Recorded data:
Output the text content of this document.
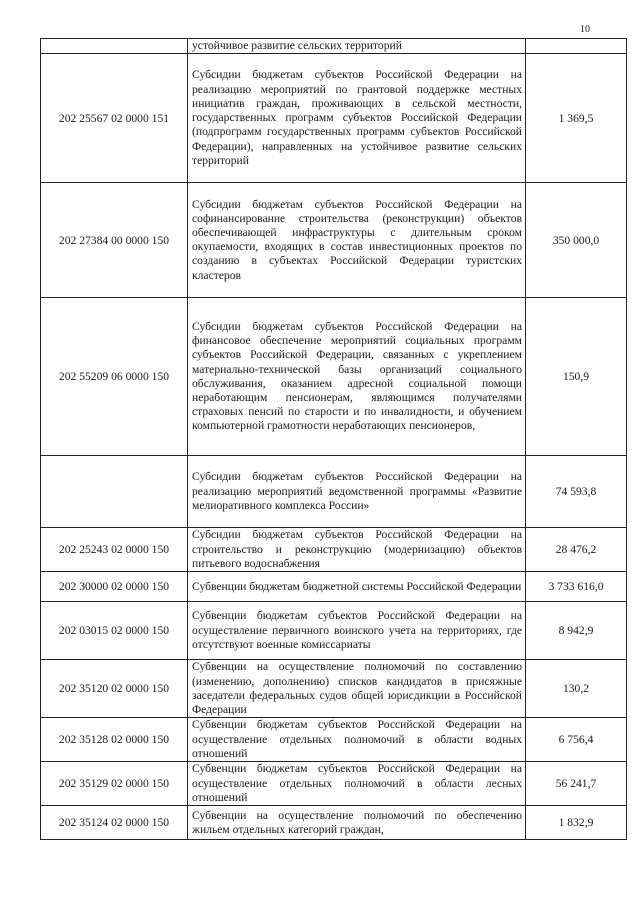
10
	устойчивое развитие сельских территорий	
202 25567 02 0000 151	Субсидии бюджетам субъектов Российской Федерации на реализацию мероприятий по грантовой поддержке местных инициатив граждан, проживающих в сельской местности, государственных программ субъектов Российской Федерации (подпрограмм государственных программ субъектов Российской Федерации), направленных на устойчивое развитие сельских территорий	1 369,5
202 27384 00 0000 150	Субсидии бюджетам субъектов Российской Федерации на софинансирование строительства (реконструкции) объектов обеспечивающей инфраструктуры с длительным сроком окупаемости, входящих в состав инвестиционных проектов по созданию в субъектах Российской Федерации туристских кластеров	350 000,0
202 55209 06 0000 150	Субсидии бюджетам субъектов Российской Федерации на финансовое обеспечение мероприятий социальных программ субъектов Российской Федерации, связанных с укреплением материально-технической базы организаций социального обслуживания, оказанием адресной социальной помощи неработающим пенсионерам, являющимся получателями страховых пенсий по старости и по инвалидности, и обучением компьютерной грамотности неработающих пенсионеров,	150,9
	Субсидии бюджетам субъектов Российской Федерации на реализацию мероприятий ведомственной программы «Развитие мелиоративного комплекса России»	74 593,8
202 25243 02 0000 150	Субсидии бюджетам субъектов Российской Федерации на строительство и реконструкцию (модернизацию) объектов питьевого водоснабжения	28 476,2
202 30000 02 0000 150	Субвенции бюджетам бюджетной системы Российской Федерации	3 733 616,0
202 03015 02 0000 150	Субвенции бюджетам субъектов Российской Федерации на осуществление первичного воинского учета на территориях, где отсутствуют военные комиссариаты	8 942,9
202 35120 02 0000 150	Субвенции на осуществление полномочий по составлению (изменению, дополнению) списков кандидатов в присяжные заседатели федеральных судов общей юрисдикции в Российской Федерации	130,2
202 35128 02 0000 150	Субвенции бюджетам субъектов Российской Федерации на осуществление отдельных полномочий в области водных отношений	6 756,4
202 35129 02 0000 150	Субвенции бюджетам субъектов Российской Федерации на осуществление отдельных полномочий в области лесных отношений	56 241,7
202 35124 02 0000 150	Субвенции на осуществление полномочий по обеспечению жильем отдельных категорий граждан,	1 832,9
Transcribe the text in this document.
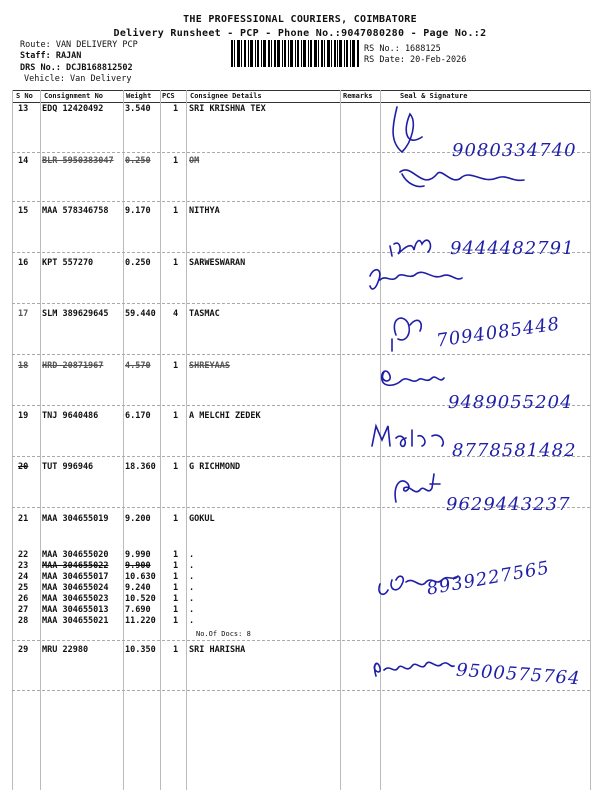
THE PROFESSIONAL COURIERS, COIMBATORE
Delivery Runsheet - PCP - Phone No.:9047080280 - Page No.:2
Route: VAN DELIVERY PCP
Staff: RAJAN
DRS No.: DCJB168812502
Vehicle: Van Delivery
RS No.: 1688125
RS Date: 20-Feb-2026
S No Consignment No	Weight PCS Consignee Details	Remarks	Seal & Signature
13 EDQ 12420492	3.540	1 SRI KRISHNA TEX
14 BLR 5950383047 0.250	1 OM
15 MAA 578346758 9.170	1 NITHYA
16 KPT 557270	0.250	1 SARWESWARAN
17 SLM 389629645 59.440 4 TASMAC
18 HRD 20871967	4.570	1 SHREYAAS
19 TNJ 9640486	6.170	1 A MELCHI ZEDEK
20 TUT 996946	18.360 1 G RICHMOND
21 MAA 304655019 9.200	1 GOKUL
22 MAA 304655020 9.990	1 .
23 MAA 304655022 9.900	1 .
24 MAA 304655017 10.630 1 .
25 MAA 304655024 9.240	1 .
26 MAA 304655023 10.520 1 .
27 MAA 304655013 7.690	1 .
28 MAA 304655021 11.220 1 .
No.Of Docs: 8
29 MRU 22980	10.350 1 SRI HARISHA
9080334740
9444482791
7094085448
9489055204
8778581482
9629443237
8939227565
9500575764
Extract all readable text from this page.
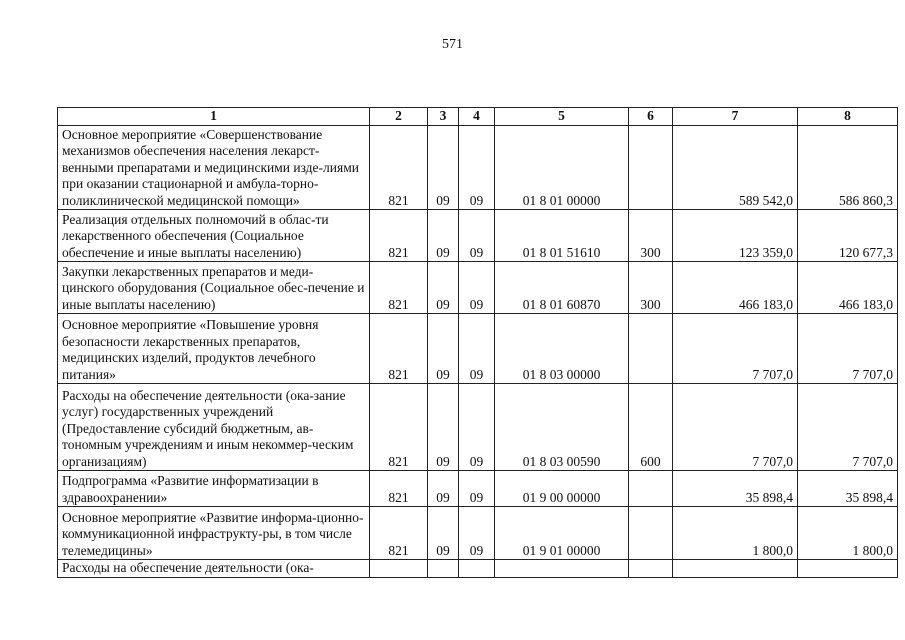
571
1	2	3	4	5	6	7	8
Основное мероприятие «Совершенствование механизмов обеспечения населения лекарст-венными препаратами и медицинскими изде-лиями при оказании стационарной и амбула-торно-поликлинической медицинской помощи»	821	09	09	01 8 01 00000		589 542,0	586 860,3
Реализация отдельных полномочий в облас-ти лекарственного обеспечения (Социальное обеспечение и иные выплаты населению)	821	09	09	01 8 01 51610	300	123 359,0	120 677,3
Закупки лекарственных препаратов и меди-цинского оборудования (Социальное обес-печение и иные выплаты населению)	821	09	09	01 8 01 60870	300	466 183,0	466 183,0
Основное мероприятие «Повышение уровня безопасности лекарственных препаратов, медицинских изделий, продуктов лечебного питания»	821	09	09	01 8 03 00000		7 707,0	7 707,0
Расходы на обеспечение деятельности (ока-зание услуг) государственных учреждений (Предоставление субсидий бюджетным, ав-тономным учреждениям и иным некоммер-ческим организациям)	821	09	09	01 8 03 00590	600	7 707,0	7 707,0
Подпрограмма «Развитие информатизации в здравоохранении»	821	09	09	01 9 00 00000		35 898,4	35 898,4
Основное мероприятие «Развитие информа-ционно- коммуникационной инфраструкту-ры, в том числе телемедицины»	821	09	09	01 9 01 00000		1 800,0	1 800,0
Расходы на обеспечение деятельности (ока-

**What is asked**
All of the data above should be quoted exactly, except for the pictures.

**The answer**
Output the text content of this document.
10
	устойчивое развитие сельских территорий	
202 25567 02 0000 151	Субсидии бюджетам субъектов Российской Федерации на реализацию мероприятий по грантовой поддержке местных инициатив граждан, проживающих в сельской местности, государственных программ субъектов Российской Федерации (подпрограмм государственных программ субъектов Российской Федерации), направленных на устойчивое развитие сельских территорий	1 369,5
202 27384 00 0000 150	Субсидии бюджетам субъектов Российской Федерации на софинансирование строительства (реконструкции) объектов обеспечивающей инфраструктуры с длительным сроком окупаемости, входящих в состав инвестиционных проектов по созданию в субъектах Российской Федерации туристских кластеров	350 000,0
202 55209 06 0000 150	Субсидии бюджетам субъектов Российской Федерации на финансовое обеспечение мероприятий социальных программ субъектов Российской Федерации, связанных с укреплением материально-технической базы организаций социального обслуживания, оказанием адресной социальной помощи неработающим пенсионерам, являющимся получателями страховых пенсий по старости и по инвалидности, и обучением компьютерной грамотности неработающих пенсионеров,	150,9
	Субсидии бюджетам субъектов Российской Федерации на реализацию мероприятий ведомственной программы «Развитие мелиоративного комплекса России»	74 593,8
202 25243 02 0000 150	Субсидии бюджетам субъектов Российской Федерации на строительство и реконструкцию (модернизацию) объектов питьевого водоснабжения	28 476,2
202 30000 02 0000 150	Субвенции бюджетам бюджетной системы Российской Федерации	3 733 616,0
202 03015 02 0000 150	Субвенции бюджетам субъектов Российской Федерации на осуществление первичного воинского учета на территориях, где отсутствуют военные комиссариаты	8 942,9
202 35120 02 0000 150	Субвенции на осуществление полномочий по составлению (изменению, дополнению) списков кандидатов в присяжные заседатели федеральных судов общей юрисдикции в Российской Федерации	130,2
202 35128 02 0000 150	Субвенции бюджетам субъектов Российской Федерации на осуществление отдельных полномочий в области водных отношений	6 756,4
202 35129 02 0000 150	Субвенции бюджетам субъектов Российской Федерации на осуществление отдельных полномочий в области лесных отношений	56 241,7
202 35124 02 0000 150	Субвенции на осуществление полномочий по обеспечению жильем отдельных категорий граждан,	1 832,9
Transcribe the text in this document.
THE PROFESSIONAL COURIERS, COIMBATORE
Delivery Runsheet - PCP - Phone No.:9047080280 - Page No.:2
Route: VAN DELIVERY PCP
Staff: RAJAN
DRS No.: DCJB168812502
Vehicle: Van Delivery
RS No.: 1688125
RS Date: 20-Feb-2026
S No Consignment No	Weight PCS Consignee Details	Remarks	Seal & Signature
13 EDQ 12420492	3.540	1 SRI KRISHNA TEX
14 BLR 5950383047 0.250	1 OM
15 MAA 578346758 9.170	1 NITHYA
16 KPT 557270	0.250	1 SARWESWARAN
17 SLM 389629645 59.440 4 TASMAC
18 HRD 20871967	4.570	1 SHREYAAS
19 TNJ 9640486	6.170	1 A MELCHI ZEDEK
20 TUT 996946	18.360 1 G RICHMOND
21 MAA 304655019 9.200	1 GOKUL
22 MAA 304655020 9.990	1 .
23 MAA 304655022 9.900	1 .
24 MAA 304655017 10.630 1 .
25 MAA 304655024 9.240	1 .
26 MAA 304655023 10.520 1 .
27 MAA 304655013 7.690	1 .
28 MAA 304655021 11.220 1 .
No.Of Docs: 8
29 MRU 22980	10.350 1 SRI HARISHA
9080334740
9444482791
7094085448
9489055204
8778581482
9629443237
8939227565
9500575764
Extract all readable text from this page.
571
1	2	3	4	5	6	7	8
Основное мероприятие «Совершенствование механизмов обеспечения населения лекарст-венными препаратами и медицинскими изде-лиями при оказании стационарной и амбула-торно-поликлинической медицинской помощи»	821	09	09	01 8 01 00000		589 542,0	586 860,3
Реализация отдельных полномочий в облас-ти лекарственного обеспечения (Социальное обеспечение и иные выплаты населению)	821	09	09	01 8 01 51610	300	123 359,0	120 677,3
Закупки лекарственных препаратов и меди-цинского оборудования (Социальное обес-печение и иные выплаты населению)	821	09	09	01 8 01 60870	300	466 183,0	466 183,0
Основное мероприятие «Повышение уровня безопасности лекарственных препаратов, медицинских изделий, продуктов лечебного питания»	821	09	09	01 8 03 00000		7 707,0	7 707,0
Расходы на обеспечение деятельности (ока-зание услуг) государственных учреждений (Предоставление субсидий бюджетным, ав-тономным учреждениям и иным некоммер-ческим организациям)	821	09	09	01 8 03 00590	600	7 707,0	7 707,0
Подпрограмма «Развитие информатизации в здравоохранении»	821	09	09	01 9 00 00000		35 898,4	35 898,4
Основное мероприятие «Развитие информа-ционно- коммуникационной инфраструкту-ры, в том числе телемедицины»	821	09	09	01 9 01 00000		1 800,0	1 800,0
Расходы на обеспечение деятельности (ока-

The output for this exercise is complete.